## EXERCISE GOAL
Copy out every line containing the word "Food".

## SUPPLIED INFORMATION

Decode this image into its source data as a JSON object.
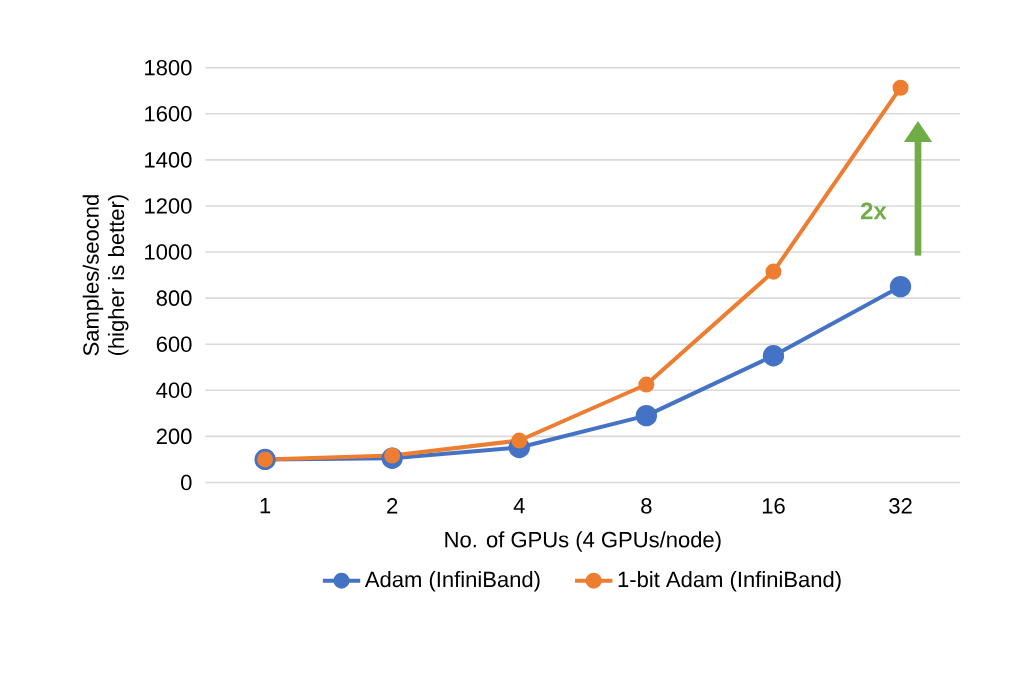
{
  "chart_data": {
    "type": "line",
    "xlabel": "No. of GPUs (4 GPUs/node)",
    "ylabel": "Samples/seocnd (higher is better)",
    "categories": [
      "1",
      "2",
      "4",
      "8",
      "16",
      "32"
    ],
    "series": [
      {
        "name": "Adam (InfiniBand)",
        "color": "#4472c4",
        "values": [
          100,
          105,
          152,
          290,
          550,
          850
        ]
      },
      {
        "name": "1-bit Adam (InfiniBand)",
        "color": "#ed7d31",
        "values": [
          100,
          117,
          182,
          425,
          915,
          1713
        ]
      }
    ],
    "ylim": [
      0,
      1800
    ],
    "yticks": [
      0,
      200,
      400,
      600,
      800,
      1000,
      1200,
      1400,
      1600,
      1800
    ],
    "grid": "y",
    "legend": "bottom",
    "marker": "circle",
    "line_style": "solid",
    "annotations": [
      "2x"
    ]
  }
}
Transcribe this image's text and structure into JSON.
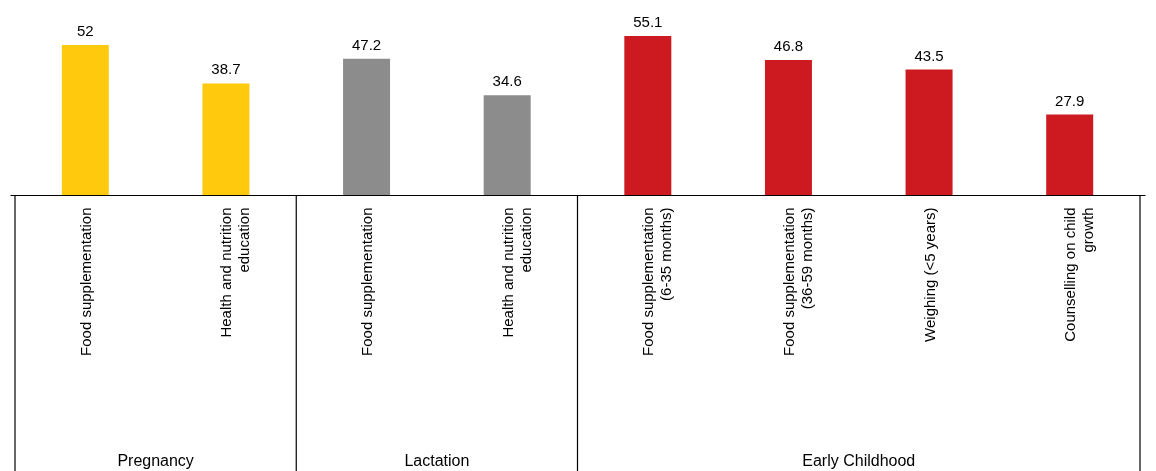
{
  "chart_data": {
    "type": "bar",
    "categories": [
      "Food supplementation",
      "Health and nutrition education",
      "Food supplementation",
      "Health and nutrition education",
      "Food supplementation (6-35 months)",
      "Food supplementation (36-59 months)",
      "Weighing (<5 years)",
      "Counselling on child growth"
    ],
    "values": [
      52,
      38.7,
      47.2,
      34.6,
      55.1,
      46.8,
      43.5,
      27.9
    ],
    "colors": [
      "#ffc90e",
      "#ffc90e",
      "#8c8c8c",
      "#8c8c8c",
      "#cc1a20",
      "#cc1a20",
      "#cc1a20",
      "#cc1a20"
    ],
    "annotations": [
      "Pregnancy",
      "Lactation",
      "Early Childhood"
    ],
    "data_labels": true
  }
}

* * *

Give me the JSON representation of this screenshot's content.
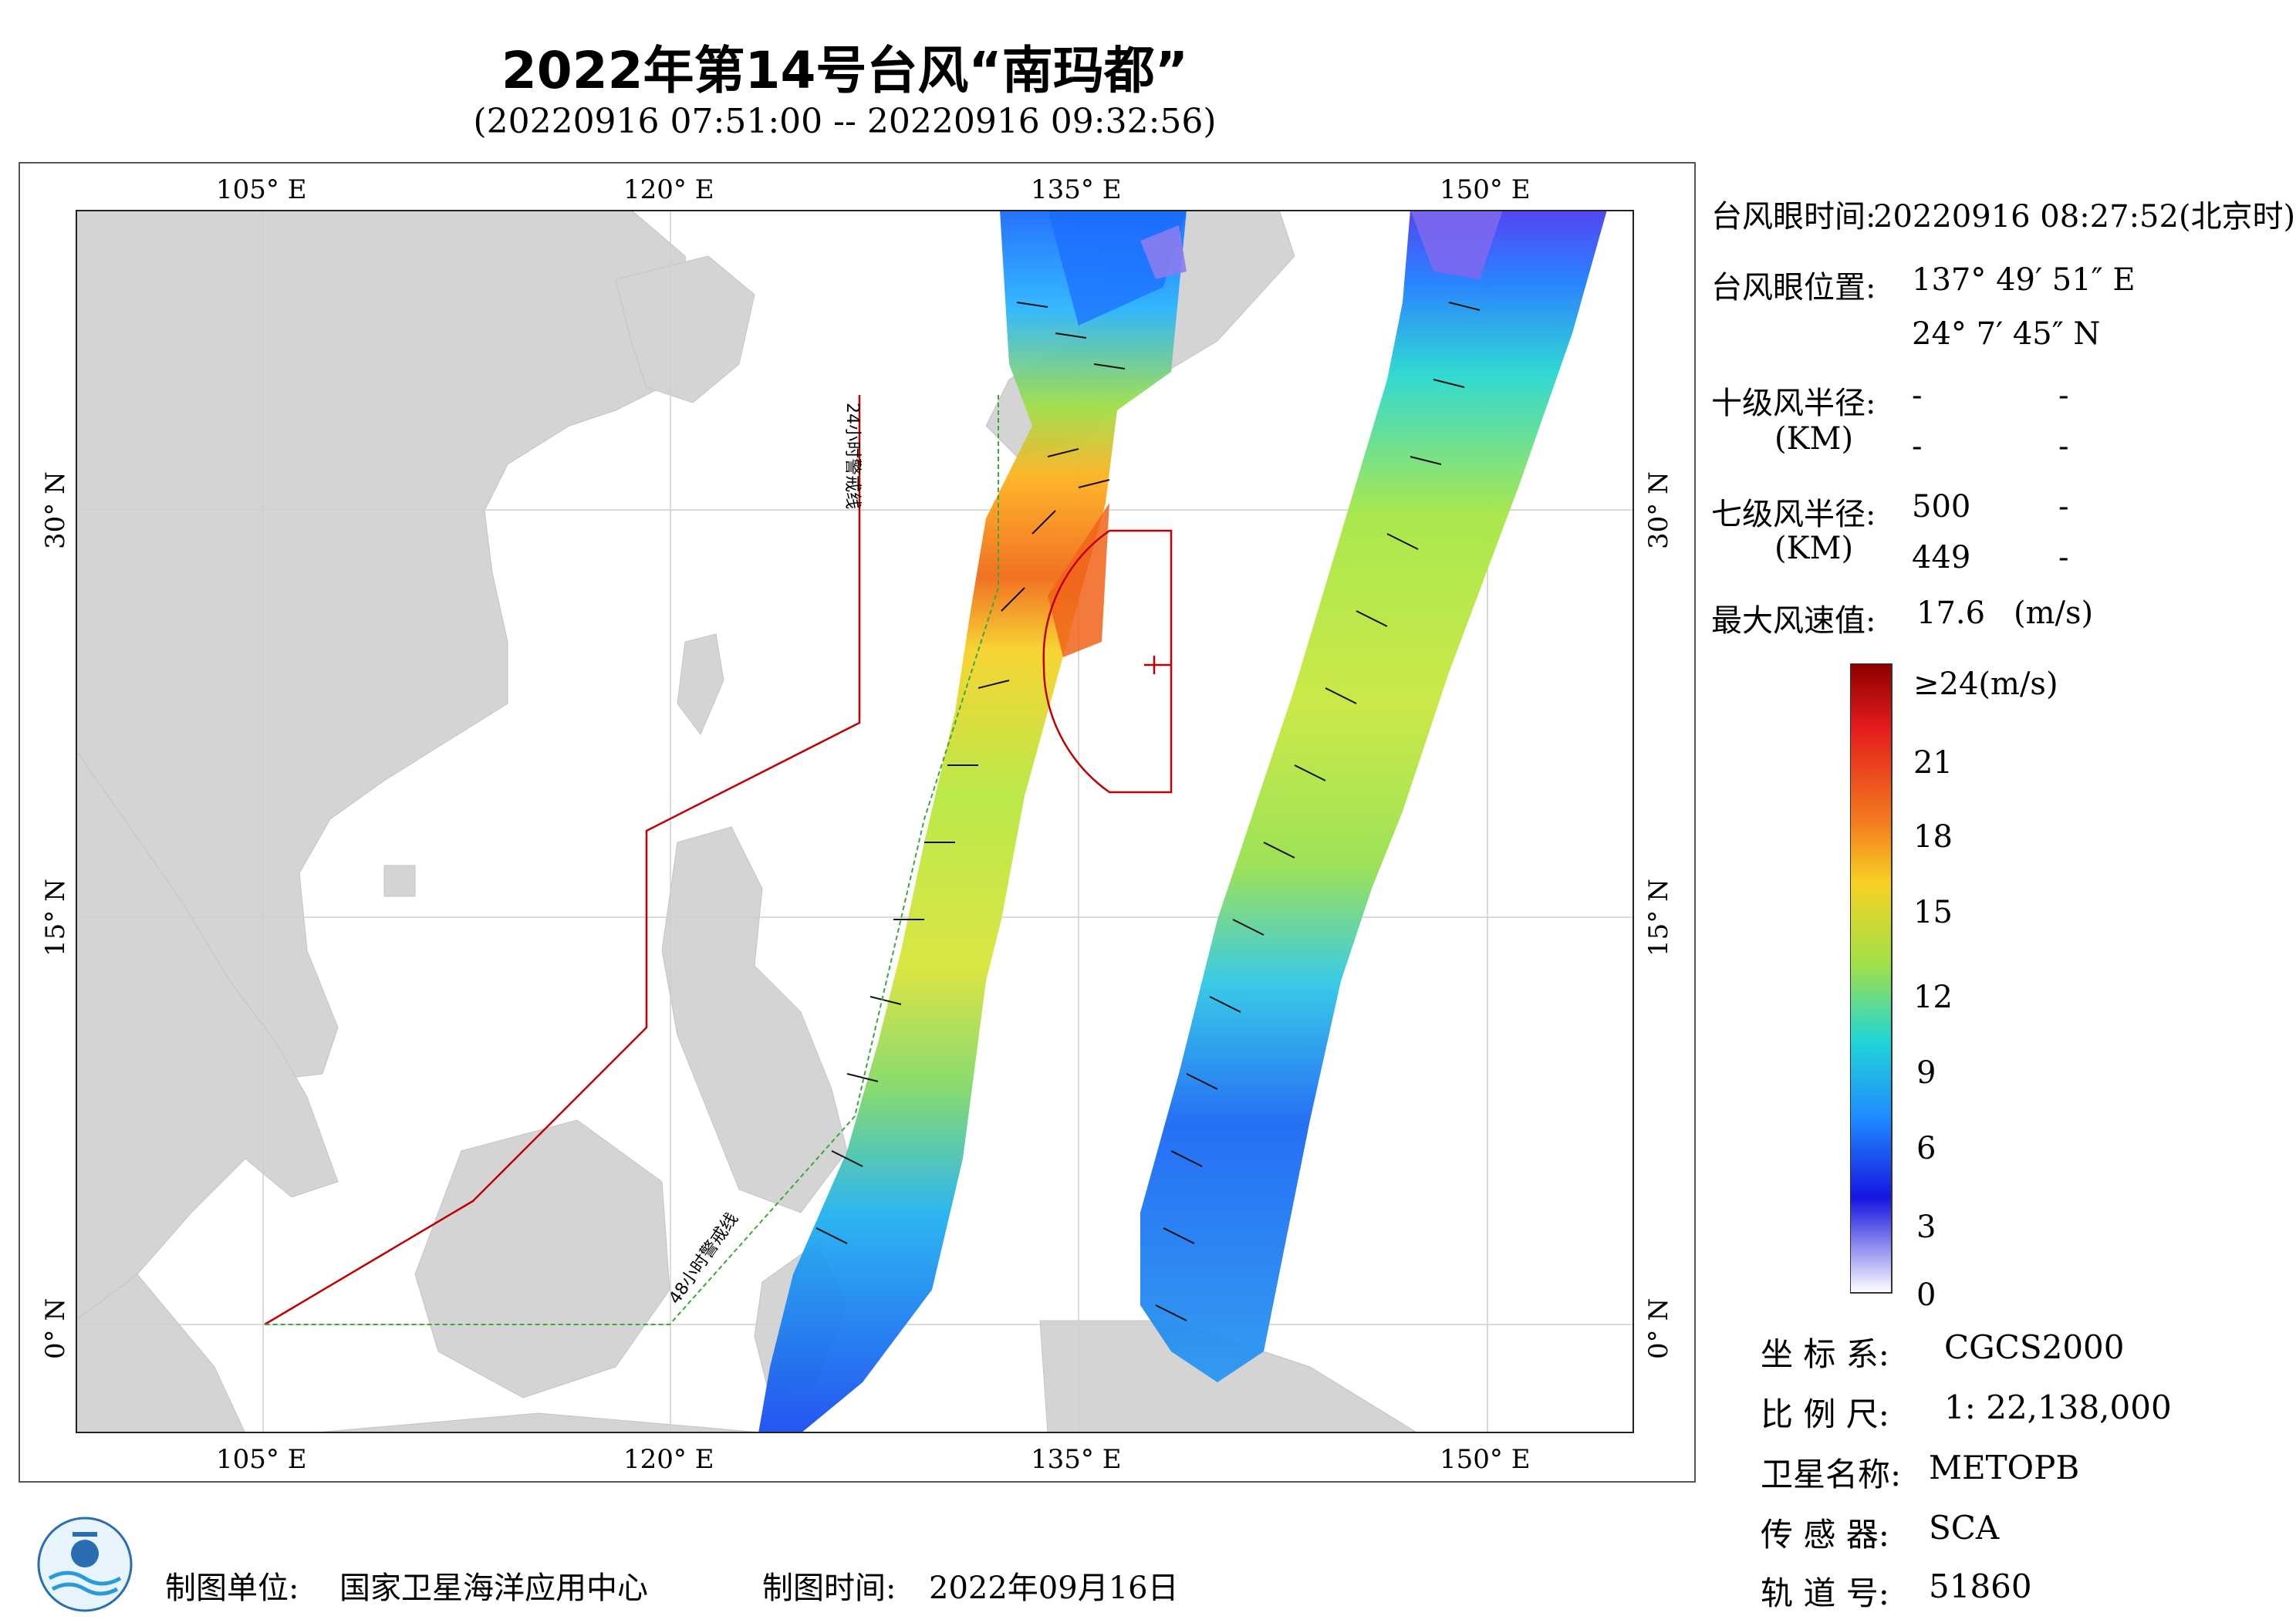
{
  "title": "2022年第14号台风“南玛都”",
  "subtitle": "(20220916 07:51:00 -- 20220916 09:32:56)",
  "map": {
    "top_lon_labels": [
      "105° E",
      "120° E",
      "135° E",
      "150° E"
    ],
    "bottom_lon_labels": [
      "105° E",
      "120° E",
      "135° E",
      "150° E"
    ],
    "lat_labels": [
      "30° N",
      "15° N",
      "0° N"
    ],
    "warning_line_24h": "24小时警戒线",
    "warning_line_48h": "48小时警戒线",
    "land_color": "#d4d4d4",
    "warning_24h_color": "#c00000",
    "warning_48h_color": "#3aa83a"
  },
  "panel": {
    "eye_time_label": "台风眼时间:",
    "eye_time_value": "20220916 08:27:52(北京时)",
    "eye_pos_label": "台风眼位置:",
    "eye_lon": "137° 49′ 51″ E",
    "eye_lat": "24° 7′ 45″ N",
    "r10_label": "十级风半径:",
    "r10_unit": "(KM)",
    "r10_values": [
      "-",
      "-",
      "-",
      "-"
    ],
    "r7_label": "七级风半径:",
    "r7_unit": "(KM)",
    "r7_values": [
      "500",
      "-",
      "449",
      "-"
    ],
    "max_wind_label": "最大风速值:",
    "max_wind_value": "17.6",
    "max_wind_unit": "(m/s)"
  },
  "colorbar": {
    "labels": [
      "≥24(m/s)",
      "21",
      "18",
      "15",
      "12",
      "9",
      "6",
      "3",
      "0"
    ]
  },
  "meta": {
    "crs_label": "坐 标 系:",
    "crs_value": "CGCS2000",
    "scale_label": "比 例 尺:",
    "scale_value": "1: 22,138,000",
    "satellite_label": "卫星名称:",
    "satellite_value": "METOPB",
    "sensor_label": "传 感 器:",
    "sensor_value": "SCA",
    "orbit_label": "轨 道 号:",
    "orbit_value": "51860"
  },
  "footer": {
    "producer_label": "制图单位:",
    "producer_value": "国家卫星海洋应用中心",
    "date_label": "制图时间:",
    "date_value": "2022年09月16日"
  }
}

## PROBLEM SOLUTION
      "Food supplementation",
      "Food supplementation",
      "Food supplementation (6-35 months)",
      "Food supplementation (36-59 months)",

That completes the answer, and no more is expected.